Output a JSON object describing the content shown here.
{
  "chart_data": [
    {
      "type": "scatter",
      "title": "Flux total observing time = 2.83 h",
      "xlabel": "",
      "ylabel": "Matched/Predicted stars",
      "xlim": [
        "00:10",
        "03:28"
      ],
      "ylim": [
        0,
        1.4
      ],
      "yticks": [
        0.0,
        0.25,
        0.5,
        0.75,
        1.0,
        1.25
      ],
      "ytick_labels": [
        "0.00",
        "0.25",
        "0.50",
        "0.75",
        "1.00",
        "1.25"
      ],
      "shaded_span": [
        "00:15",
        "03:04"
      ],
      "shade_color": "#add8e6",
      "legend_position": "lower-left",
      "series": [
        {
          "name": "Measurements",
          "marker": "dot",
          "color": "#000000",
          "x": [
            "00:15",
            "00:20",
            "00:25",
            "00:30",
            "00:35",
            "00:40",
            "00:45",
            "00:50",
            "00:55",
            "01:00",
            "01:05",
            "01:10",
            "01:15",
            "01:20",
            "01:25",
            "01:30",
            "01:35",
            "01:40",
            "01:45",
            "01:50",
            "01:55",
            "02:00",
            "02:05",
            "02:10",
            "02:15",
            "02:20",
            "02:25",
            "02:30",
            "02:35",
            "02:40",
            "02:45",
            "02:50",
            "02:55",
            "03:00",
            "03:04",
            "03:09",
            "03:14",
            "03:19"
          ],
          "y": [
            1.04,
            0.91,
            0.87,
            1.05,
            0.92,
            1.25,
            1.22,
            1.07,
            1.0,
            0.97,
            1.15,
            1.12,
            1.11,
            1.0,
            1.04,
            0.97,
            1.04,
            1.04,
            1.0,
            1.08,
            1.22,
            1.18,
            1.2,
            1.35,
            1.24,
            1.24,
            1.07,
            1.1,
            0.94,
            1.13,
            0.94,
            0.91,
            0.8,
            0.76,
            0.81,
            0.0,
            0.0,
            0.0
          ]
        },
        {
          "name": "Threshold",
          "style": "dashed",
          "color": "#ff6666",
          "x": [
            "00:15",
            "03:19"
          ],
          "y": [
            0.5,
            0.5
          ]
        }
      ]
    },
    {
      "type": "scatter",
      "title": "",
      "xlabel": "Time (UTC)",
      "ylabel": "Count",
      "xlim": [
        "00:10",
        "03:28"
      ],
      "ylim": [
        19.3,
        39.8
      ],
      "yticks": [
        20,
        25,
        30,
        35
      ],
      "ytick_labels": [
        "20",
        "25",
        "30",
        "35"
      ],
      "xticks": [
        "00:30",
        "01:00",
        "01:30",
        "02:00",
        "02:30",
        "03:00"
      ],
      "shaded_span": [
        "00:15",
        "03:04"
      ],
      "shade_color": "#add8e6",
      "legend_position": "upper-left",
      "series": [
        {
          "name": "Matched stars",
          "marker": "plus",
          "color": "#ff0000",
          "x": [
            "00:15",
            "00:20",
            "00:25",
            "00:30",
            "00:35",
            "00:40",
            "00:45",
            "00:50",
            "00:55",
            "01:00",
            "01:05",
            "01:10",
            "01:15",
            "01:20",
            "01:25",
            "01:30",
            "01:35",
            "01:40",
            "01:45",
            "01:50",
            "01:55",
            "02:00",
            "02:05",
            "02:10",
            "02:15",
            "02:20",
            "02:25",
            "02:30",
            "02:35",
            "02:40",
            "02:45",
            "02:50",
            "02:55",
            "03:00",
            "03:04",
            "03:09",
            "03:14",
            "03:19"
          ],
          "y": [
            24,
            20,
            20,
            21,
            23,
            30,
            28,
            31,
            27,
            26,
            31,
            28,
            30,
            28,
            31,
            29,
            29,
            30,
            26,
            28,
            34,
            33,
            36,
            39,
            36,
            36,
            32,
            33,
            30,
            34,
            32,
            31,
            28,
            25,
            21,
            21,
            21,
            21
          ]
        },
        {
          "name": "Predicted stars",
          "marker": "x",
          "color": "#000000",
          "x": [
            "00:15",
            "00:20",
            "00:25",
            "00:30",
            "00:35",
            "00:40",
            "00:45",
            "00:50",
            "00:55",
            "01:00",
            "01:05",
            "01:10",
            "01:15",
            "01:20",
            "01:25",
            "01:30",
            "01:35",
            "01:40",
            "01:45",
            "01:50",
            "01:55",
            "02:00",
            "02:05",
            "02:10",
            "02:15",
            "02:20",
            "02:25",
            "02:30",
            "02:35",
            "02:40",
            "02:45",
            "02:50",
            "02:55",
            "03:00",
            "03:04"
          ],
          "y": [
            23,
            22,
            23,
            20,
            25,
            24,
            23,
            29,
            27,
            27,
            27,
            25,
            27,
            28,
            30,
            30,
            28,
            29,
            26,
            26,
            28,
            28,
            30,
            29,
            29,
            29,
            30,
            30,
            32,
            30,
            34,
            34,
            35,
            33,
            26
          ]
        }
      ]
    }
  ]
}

DESCRIPTION OF THE TASK:
Work out how many lines of the listing above include the word "Predicted". Report only the number.

SOLUTION FOR THIS EXERCISE:
2